From the listing below, pull out every line where the string "star" appears.
================================
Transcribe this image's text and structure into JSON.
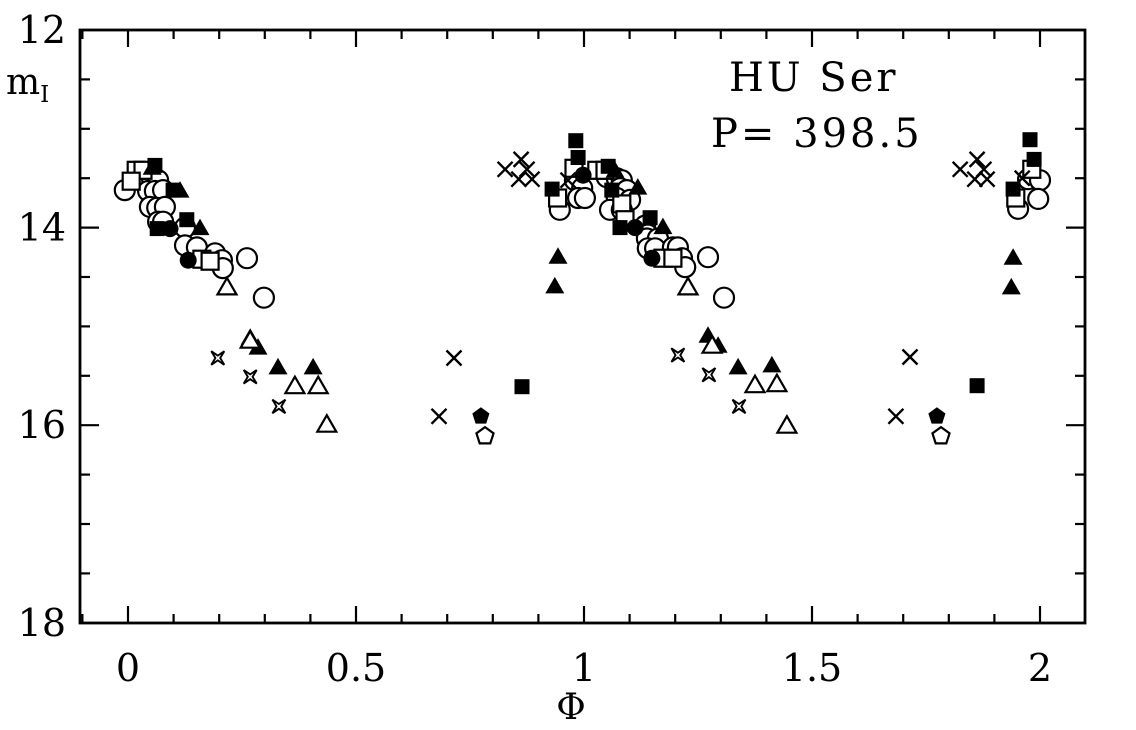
{
  "figure": {
    "background": "#ffffff",
    "ink_color": "#000000",
    "y_axis": {
      "tick_labels": [
        {
          "v": 12,
          "label": "12"
        },
        {
          "v": 14,
          "label": "14"
        },
        {
          "v": 16,
          "label": "16"
        },
        {
          "v": 18,
          "label": "18"
        }
      ],
      "minor_step": 0.5,
      "range": [
        12,
        18
      ]
    },
    "x_axis": {
      "tick_labels": [
        {
          "v": 0,
          "label": "0"
        },
        {
          "v": 0.5,
          "label": "0.5"
        },
        {
          "v": 1,
          "label": "1"
        },
        {
          "v": 1.5,
          "label": "1.5"
        },
        {
          "v": 2,
          "label": "2"
        }
      ],
      "minor_step": 0.1,
      "range": [
        -0.105,
        2.099
      ]
    }
  },
  "chart_data": {
    "type": "scatter",
    "title": "HU Ser",
    "annotation": "P= 398.5",
    "xlabel": "Φ",
    "ylabel_main": "m",
    "ylabel_sub": "I",
    "xlim": [
      -0.105,
      2.099
    ],
    "ylim": [
      18,
      12
    ],
    "y_inverted": true,
    "grid": false,
    "legend": "none",
    "series": [
      {
        "name": "open-circle",
        "marker": "open-circle",
        "points": [
          [
            -0.007,
            13.62
          ],
          [
            0.037,
            13.52
          ],
          [
            0.053,
            13.52
          ],
          [
            0.066,
            13.52
          ],
          [
            0.044,
            13.63
          ],
          [
            0.059,
            13.63
          ],
          [
            0.077,
            13.62
          ],
          [
            0.048,
            13.79
          ],
          [
            0.064,
            13.8
          ],
          [
            0.081,
            13.79
          ],
          [
            0.066,
            13.94
          ],
          [
            0.077,
            13.94
          ],
          [
            0.125,
            14.0
          ],
          [
            0.125,
            14.18
          ],
          [
            0.151,
            14.2
          ],
          [
            0.191,
            14.26
          ],
          [
            0.206,
            14.33
          ],
          [
            0.208,
            14.41
          ],
          [
            0.261,
            14.31
          ],
          [
            0.298,
            14.71
          ],
          [
            0.947,
            13.82
          ],
          [
            0.98,
            13.52
          ],
          [
            0.996,
            13.6
          ],
          [
            0.987,
            13.7
          ],
          [
            1.002,
            13.7
          ],
          [
            1.05,
            13.49
          ],
          [
            1.072,
            13.5
          ],
          [
            1.083,
            13.52
          ],
          [
            1.079,
            13.6
          ],
          [
            1.094,
            13.62
          ],
          [
            1.072,
            13.7
          ],
          [
            1.101,
            13.72
          ],
          [
            1.057,
            13.82
          ],
          [
            1.083,
            13.82
          ],
          [
            1.134,
            13.98
          ],
          [
            1.14,
            14.07
          ],
          [
            1.138,
            14.11
          ],
          [
            1.162,
            14.11
          ],
          [
            1.14,
            14.21
          ],
          [
            1.156,
            14.21
          ],
          [
            1.195,
            14.2
          ],
          [
            1.206,
            14.2
          ],
          [
            1.215,
            14.31
          ],
          [
            1.272,
            14.3
          ],
          [
            1.222,
            14.4
          ],
          [
            1.307,
            14.71
          ],
          [
            1.974,
            13.51
          ],
          [
            2.0,
            13.52
          ],
          [
            1.996,
            13.71
          ],
          [
            1.952,
            13.81
          ]
        ]
      },
      {
        "name": "open-square",
        "marker": "open-square",
        "points": [
          [
            0.018,
            13.42
          ],
          [
            0.033,
            13.42
          ],
          [
            0.007,
            13.53
          ],
          [
            0.162,
            14.32
          ],
          [
            0.18,
            14.34
          ],
          [
            0.978,
            13.4
          ],
          [
            0.942,
            13.7
          ],
          [
            1.028,
            13.42
          ],
          [
            1.046,
            13.42
          ],
          [
            1.083,
            13.76
          ],
          [
            1.09,
            13.92
          ],
          [
            1.173,
            14.31
          ],
          [
            1.195,
            14.31
          ],
          [
            1.982,
            13.41
          ],
          [
            1.947,
            13.7
          ]
        ]
      },
      {
        "name": "filled-square",
        "marker": "filled-square",
        "points": [
          [
            0.059,
            13.37
          ],
          [
            0.099,
            13.62
          ],
          [
            0.064,
            14.01
          ],
          [
            0.129,
            13.92
          ],
          [
            0.864,
            15.61
          ],
          [
            1.862,
            15.6
          ],
          [
            0.982,
            13.12
          ],
          [
            0.987,
            13.29
          ],
          [
            0.93,
            13.61
          ],
          [
            1.053,
            13.38
          ],
          [
            1.061,
            13.62
          ],
          [
            1.079,
            14.0
          ],
          [
            1.145,
            13.9
          ],
          [
            1.978,
            13.11
          ],
          [
            1.987,
            13.31
          ],
          [
            1.941,
            13.61
          ]
        ]
      },
      {
        "name": "filled-circle",
        "marker": "filled-circle",
        "points": [
          [
            0.092,
            14.01
          ],
          [
            0.132,
            14.33
          ],
          [
            0.998,
            13.47
          ],
          [
            1.112,
            14.0
          ],
          [
            1.149,
            14.31
          ]
        ]
      },
      {
        "name": "filled-triangle",
        "marker": "filled-triangle",
        "points": [
          [
            0.053,
            13.39
          ],
          [
            0.114,
            13.62
          ],
          [
            0.158,
            14.0
          ],
          [
            0.268,
            15.11
          ],
          [
            0.285,
            15.21
          ],
          [
            0.329,
            15.41
          ],
          [
            0.406,
            15.41
          ],
          [
            0.943,
            14.29
          ],
          [
            0.936,
            14.59
          ],
          [
            1.068,
            13.42
          ],
          [
            1.118,
            13.59
          ],
          [
            1.173,
            13.99
          ],
          [
            1.272,
            15.09
          ],
          [
            1.294,
            15.19
          ],
          [
            1.338,
            15.41
          ],
          [
            1.412,
            15.39
          ],
          [
            1.941,
            14.3
          ],
          [
            1.937,
            14.6
          ]
        ]
      },
      {
        "name": "open-triangle",
        "marker": "open-triangle",
        "points": [
          [
            0.217,
            14.6
          ],
          [
            0.268,
            15.14
          ],
          [
            0.366,
            15.6
          ],
          [
            0.417,
            15.6
          ],
          [
            0.436,
            15.99
          ],
          [
            1.228,
            14.6
          ],
          [
            1.281,
            15.19
          ],
          [
            1.375,
            15.59
          ],
          [
            1.423,
            15.58
          ],
          [
            1.445,
            16.0
          ]
        ]
      },
      {
        "name": "cross",
        "marker": "cross",
        "points": [
          [
            0.682,
            15.91
          ],
          [
            0.715,
            15.32
          ],
          [
            0.827,
            13.41
          ],
          [
            0.862,
            13.31
          ],
          [
            0.875,
            13.41
          ],
          [
            0.857,
            13.51
          ],
          [
            0.886,
            13.51
          ],
          [
            0.965,
            13.52
          ],
          [
            1.684,
            15.91
          ],
          [
            1.715,
            15.31
          ],
          [
            1.825,
            13.41
          ],
          [
            1.862,
            13.31
          ],
          [
            1.877,
            13.41
          ],
          [
            1.857,
            13.51
          ],
          [
            1.884,
            13.51
          ],
          [
            1.961,
            13.5
          ]
        ]
      },
      {
        "name": "four-point-star",
        "marker": "four-point-star",
        "points": [
          [
            0.197,
            15.32
          ],
          [
            0.268,
            15.51
          ],
          [
            0.331,
            15.81
          ],
          [
            1.206,
            15.29
          ],
          [
            1.274,
            15.49
          ],
          [
            1.34,
            15.81
          ]
        ]
      },
      {
        "name": "filled-pentagon",
        "marker": "filled-pentagon",
        "points": [
          [
            0.774,
            15.91
          ],
          [
            1.774,
            15.91
          ]
        ]
      },
      {
        "name": "open-pentagon",
        "marker": "open-pentagon",
        "points": [
          [
            0.783,
            16.11
          ],
          [
            1.783,
            16.11
          ]
        ]
      }
    ]
  }
}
================================
OUTPUT →
        "name": "four-point-star",
        "marker": "four-point-star",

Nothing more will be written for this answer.